• _Data provided_
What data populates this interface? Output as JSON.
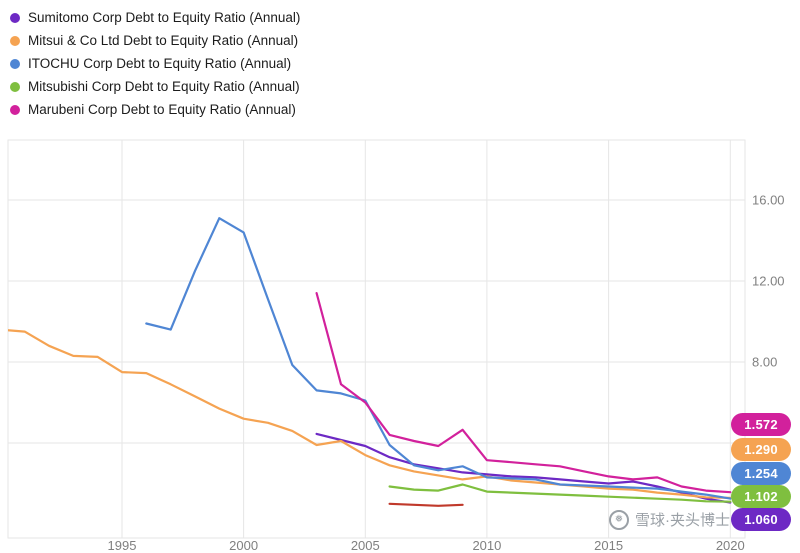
{
  "watermark": {
    "text": "雪球·夹头博士",
    "icon": "snowball-logo"
  },
  "right_labels": [
    {
      "value": "1.572",
      "color": "#D2219C",
      "series_id": "marubeni"
    },
    {
      "value": "1.290",
      "color": "#F5A352",
      "series_id": "mitsui"
    },
    {
      "value": "1.254",
      "color": "#4F86D4",
      "series_id": "itochu"
    },
    {
      "value": "1.102",
      "color": "#7FBF3F",
      "series_id": "mitsubishi"
    },
    {
      "value": "1.060",
      "color": "#6D29C4",
      "series_id": "sumitomo"
    }
  ],
  "chart_data": {
    "type": "line",
    "title": "",
    "xlabel": "",
    "ylabel": "",
    "grid": true,
    "grid_color": "#E6E6E6",
    "tick_color": "#808080",
    "legend_position": "top-left",
    "xlim": [
      1990.3,
      2020.7
    ],
    "ylim": [
      0,
      19
    ],
    "y_gridlines": [
      16,
      12,
      8,
      4
    ],
    "y_ticks": [
      {
        "value": 16,
        "label": "16.00"
      },
      {
        "value": 12,
        "label": "12.00"
      },
      {
        "value": 8,
        "label": "8.00"
      }
    ],
    "x_ticks": [
      {
        "value": 1995,
        "label": "1995"
      },
      {
        "value": 2000,
        "label": "2000"
      },
      {
        "value": 2005,
        "label": "2005"
      },
      {
        "value": 2010,
        "label": "2010"
      },
      {
        "value": 2015,
        "label": "2015"
      },
      {
        "value": 2020,
        "label": "2020"
      }
    ],
    "series": [
      {
        "id": "sumitomo",
        "name": "Sumitomo Corp Debt to Equity Ratio (Annual)",
        "color": "#6D29C4",
        "end_label": "1.060",
        "points": [
          [
            2003,
            4.45
          ],
          [
            2004,
            4.15
          ],
          [
            2005,
            3.85
          ],
          [
            2006,
            3.3
          ],
          [
            2007,
            2.95
          ],
          [
            2008,
            2.75
          ],
          [
            2009,
            2.55
          ],
          [
            2010,
            2.45
          ],
          [
            2011,
            2.35
          ],
          [
            2012,
            2.3
          ],
          [
            2013,
            2.2
          ],
          [
            2014,
            2.1
          ],
          [
            2015,
            2.0
          ],
          [
            2016,
            2.1
          ],
          [
            2017,
            1.85
          ],
          [
            2018,
            1.55
          ],
          [
            2019,
            1.25
          ],
          [
            2020,
            1.06
          ]
        ]
      },
      {
        "id": "mitsui",
        "name": "Mitsui & Co Ltd Debt to Equity Ratio (Annual)",
        "color": "#F5A352",
        "end_label": "1.290",
        "points": [
          [
            1990,
            9.6
          ],
          [
            1991,
            9.5
          ],
          [
            1992,
            8.8
          ],
          [
            1993,
            8.3
          ],
          [
            1994,
            8.25
          ],
          [
            1995,
            7.5
          ],
          [
            1996,
            7.45
          ],
          [
            1997,
            6.9
          ],
          [
            1998,
            6.3
          ],
          [
            1999,
            5.7
          ],
          [
            2000,
            5.2
          ],
          [
            2001,
            5.0
          ],
          [
            2002,
            4.6
          ],
          [
            2003,
            3.9
          ],
          [
            2004,
            4.1
          ],
          [
            2005,
            3.4
          ],
          [
            2006,
            2.9
          ],
          [
            2007,
            2.6
          ],
          [
            2008,
            2.4
          ],
          [
            2009,
            2.2
          ],
          [
            2010,
            2.35
          ],
          [
            2011,
            2.15
          ],
          [
            2012,
            2.05
          ],
          [
            2013,
            1.95
          ],
          [
            2014,
            1.85
          ],
          [
            2015,
            1.75
          ],
          [
            2016,
            1.7
          ],
          [
            2017,
            1.55
          ],
          [
            2018,
            1.45
          ],
          [
            2019,
            1.32
          ],
          [
            2020,
            1.29
          ]
        ]
      },
      {
        "id": "itochu",
        "name": "ITOCHU Corp Debt to Equity Ratio (Annual)",
        "color": "#4F86D4",
        "end_label": "1.254",
        "points": [
          [
            1996,
            9.9
          ],
          [
            1997,
            9.6
          ],
          [
            1998,
            12.5
          ],
          [
            1999,
            15.1
          ],
          [
            2000,
            14.4
          ],
          [
            2001,
            11.1
          ],
          [
            2002,
            7.85
          ],
          [
            2003,
            6.6
          ],
          [
            2004,
            6.45
          ],
          [
            2005,
            6.1
          ],
          [
            2006,
            3.9
          ],
          [
            2007,
            2.9
          ],
          [
            2008,
            2.65
          ],
          [
            2009,
            2.85
          ],
          [
            2010,
            2.3
          ],
          [
            2011,
            2.25
          ],
          [
            2012,
            2.2
          ],
          [
            2013,
            1.95
          ],
          [
            2014,
            1.9
          ],
          [
            2015,
            1.85
          ],
          [
            2016,
            1.8
          ],
          [
            2017,
            1.75
          ],
          [
            2018,
            1.6
          ],
          [
            2019,
            1.45
          ],
          [
            2020,
            1.254
          ]
        ]
      },
      {
        "id": "mitsubishi",
        "name": "Mitsubishi Corp Debt to Equity Ratio (Annual)",
        "color": "#7FBF3F",
        "end_label": "1.102",
        "points": [
          [
            2006,
            1.85
          ],
          [
            2007,
            1.7
          ],
          [
            2008,
            1.65
          ],
          [
            2009,
            1.95
          ],
          [
            2010,
            1.6
          ],
          [
            2011,
            1.55
          ],
          [
            2012,
            1.5
          ],
          [
            2013,
            1.45
          ],
          [
            2014,
            1.4
          ],
          [
            2015,
            1.35
          ],
          [
            2016,
            1.3
          ],
          [
            2017,
            1.25
          ],
          [
            2018,
            1.2
          ],
          [
            2019,
            1.12
          ],
          [
            2020,
            1.102
          ]
        ]
      },
      {
        "id": "marubeni",
        "name": "Marubeni Corp Debt to Equity Ratio (Annual)",
        "color": "#D2219C",
        "end_label": "1.572",
        "points": [
          [
            2003,
            11.4
          ],
          [
            2004,
            6.9
          ],
          [
            2005,
            6.0
          ],
          [
            2006,
            4.4
          ],
          [
            2007,
            4.1
          ],
          [
            2008,
            3.85
          ],
          [
            2009,
            4.65
          ],
          [
            2010,
            3.15
          ],
          [
            2011,
            3.05
          ],
          [
            2012,
            2.95
          ],
          [
            2013,
            2.85
          ],
          [
            2014,
            2.6
          ],
          [
            2015,
            2.35
          ],
          [
            2016,
            2.2
          ],
          [
            2017,
            2.3
          ],
          [
            2018,
            1.85
          ],
          [
            2019,
            1.65
          ],
          [
            2020,
            1.572
          ]
        ]
      },
      {
        "id": "unlabeled-red",
        "name": "",
        "color": "#C0392B",
        "end_label": "",
        "points": [
          [
            2006,
            1.0
          ],
          [
            2007,
            0.95
          ],
          [
            2008,
            0.9
          ],
          [
            2009,
            0.95
          ]
        ]
      }
    ]
  }
}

• _Exercise_
Do not include images; quote all of the entries above exactly.

• _Task result_
What data populates this interface? Output as JSON.
{
  "watermark": {
    "text": "雪球·夹头博士",
    "icon": "snowball-logo"
  },
  "right_labels": [
    {
      "value": "1.572",
      "color": "#D2219C",
      "series_id": "marubeni"
    },
    {
      "value": "1.290",
      "color": "#F5A352",
      "series_id": "mitsui"
    },
    {
      "value": "1.254",
      "color": "#4F86D4",
      "series_id": "itochu"
    },
    {
      "value": "1.102",
      "color": "#7FBF3F",
      "series_id": "mitsubishi"
    },
    {
      "value": "1.060",
      "color": "#6D29C4",
      "series_id": "sumitomo"
    }
  ],
  "chart_data": {
    "type": "line",
    "title": "",
    "xlabel": "",
    "ylabel": "",
    "grid": true,
    "grid_color": "#E6E6E6",
    "tick_color": "#808080",
    "legend_position": "top-left",
    "xlim": [
      1990.3,
      2020.7
    ],
    "ylim": [
      0,
      19
    ],
    "y_gridlines": [
      16,
      12,
      8,
      4
    ],
    "y_ticks": [
      {
        "value": 16,
        "label": "16.00"
      },
      {
        "value": 12,
        "label": "12.00"
      },
      {
        "value": 8,
        "label": "8.00"
      }
    ],
    "x_ticks": [
      {
        "value": 1995,
        "label": "1995"
      },
      {
        "value": 2000,
        "label": "2000"
      },
      {
        "value": 2005,
        "label": "2005"
      },
      {
        "value": 2010,
        "label": "2010"
      },
      {
        "value": 2015,
        "label": "2015"
      },
      {
        "value": 2020,
        "label": "2020"
      }
    ],
    "series": [
      {
        "id": "sumitomo",
        "name": "Sumitomo Corp Debt to Equity Ratio (Annual)",
        "color": "#6D29C4",
        "end_label": "1.060",
        "points": [
          [
            2003,
            4.45
          ],
          [
            2004,
            4.15
          ],
          [
            2005,
            3.85
          ],
          [
            2006,
            3.3
          ],
          [
            2007,
            2.95
          ],
          [
            2008,
            2.75
          ],
          [
            2009,
            2.55
          ],
          [
            2010,
            2.45
          ],
          [
            2011,
            2.35
          ],
          [
            2012,
            2.3
          ],
          [
            2013,
            2.2
          ],
          [
            2014,
            2.1
          ],
          [
            2015,
            2.0
          ],
          [
            2016,
            2.1
          ],
          [
            2017,
            1.85
          ],
          [
            2018,
            1.55
          ],
          [
            2019,
            1.25
          ],
          [
            2020,
            1.06
          ]
        ]
      },
      {
        "id": "mitsui",
        "name": "Mitsui & Co Ltd Debt to Equity Ratio (Annual)",
        "color": "#F5A352",
        "end_label": "1.290",
        "points": [
          [
            1990,
            9.6
          ],
          [
            1991,
            9.5
          ],
          [
            1992,
            8.8
          ],
          [
            1993,
            8.3
          ],
          [
            1994,
            8.25
          ],
          [
            1995,
            7.5
          ],
          [
            1996,
            7.45
          ],
          [
            1997,
            6.9
          ],
          [
            1998,
            6.3
          ],
          [
            1999,
            5.7
          ],
          [
            2000,
            5.2
          ],
          [
            2001,
            5.0
          ],
          [
            2002,
            4.6
          ],
          [
            2003,
            3.9
          ],
          [
            2004,
            4.1
          ],
          [
            2005,
            3.4
          ],
          [
            2006,
            2.9
          ],
          [
            2007,
            2.6
          ],
          [
            2008,
            2.4
          ],
          [
            2009,
            2.2
          ],
          [
            2010,
            2.35
          ],
          [
            2011,
            2.15
          ],
          [
            2012,
            2.05
          ],
          [
            2013,
            1.95
          ],
          [
            2014,
            1.85
          ],
          [
            2015,
            1.75
          ],
          [
            2016,
            1.7
          ],
          [
            2017,
            1.55
          ],
          [
            2018,
            1.45
          ],
          [
            2019,
            1.32
          ],
          [
            2020,
            1.29
          ]
        ]
      },
      {
        "id": "itochu",
        "name": "ITOCHU Corp Debt to Equity Ratio (Annual)",
        "color": "#4F86D4",
        "end_label": "1.254",
        "points": [
          [
            1996,
            9.9
          ],
          [
            1997,
            9.6
          ],
          [
            1998,
            12.5
          ],
          [
            1999,
            15.1
          ],
          [
            2000,
            14.4
          ],
          [
            2001,
            11.1
          ],
          [
            2002,
            7.85
          ],
          [
            2003,
            6.6
          ],
          [
            2004,
            6.45
          ],
          [
            2005,
            6.1
          ],
          [
            2006,
            3.9
          ],
          [
            2007,
            2.9
          ],
          [
            2008,
            2.65
          ],
          [
            2009,
            2.85
          ],
          [
            2010,
            2.3
          ],
          [
            2011,
            2.25
          ],
          [
            2012,
            2.2
          ],
          [
            2013,
            1.95
          ],
          [
            2014,
            1.9
          ],
          [
            2015,
            1.85
          ],
          [
            2016,
            1.8
          ],
          [
            2017,
            1.75
          ],
          [
            2018,
            1.6
          ],
          [
            2019,
            1.45
          ],
          [
            2020,
            1.254
          ]
        ]
      },
      {
        "id": "mitsubishi",
        "name": "Mitsubishi Corp Debt to Equity Ratio (Annual)",
        "color": "#7FBF3F",
        "end_label": "1.102",
        "points": [
          [
            2006,
            1.85
          ],
          [
            2007,
            1.7
          ],
          [
            2008,
            1.65
          ],
          [
            2009,
            1.95
          ],
          [
            2010,
            1.6
          ],
          [
            2011,
            1.55
          ],
          [
            2012,
            1.5
          ],
          [
            2013,
            1.45
          ],
          [
            2014,
            1.4
          ],
          [
            2015,
            1.35
          ],
          [
            2016,
            1.3
          ],
          [
            2017,
            1.25
          ],
          [
            2018,
            1.2
          ],
          [
            2019,
            1.12
          ],
          [
            2020,
            1.102
          ]
        ]
      },
      {
        "id": "marubeni",
        "name": "Marubeni Corp Debt to Equity Ratio (Annual)",
        "color": "#D2219C",
        "end_label": "1.572",
        "points": [
          [
            2003,
            11.4
          ],
          [
            2004,
            6.9
          ],
          [
            2005,
            6.0
          ],
          [
            2006,
            4.4
          ],
          [
            2007,
            4.1
          ],
          [
            2008,
            3.85
          ],
          [
            2009,
            4.65
          ],
          [
            2010,
            3.15
          ],
          [
            2011,
            3.05
          ],
          [
            2012,
            2.95
          ],
          [
            2013,
            2.85
          ],
          [
            2014,
            2.6
          ],
          [
            2015,
            2.35
          ],
          [
            2016,
            2.2
          ],
          [
            2017,
            2.3
          ],
          [
            2018,
            1.85
          ],
          [
            2019,
            1.65
          ],
          [
            2020,
            1.572
          ]
        ]
      },
      {
        "id": "unlabeled-red",
        "name": "",
        "color": "#C0392B",
        "end_label": "",
        "points": [
          [
            2006,
            1.0
          ],
          [
            2007,
            0.95
          ],
          [
            2008,
            0.9
          ],
          [
            2009,
            0.95
          ]
        ]
      }
    ]
  }
}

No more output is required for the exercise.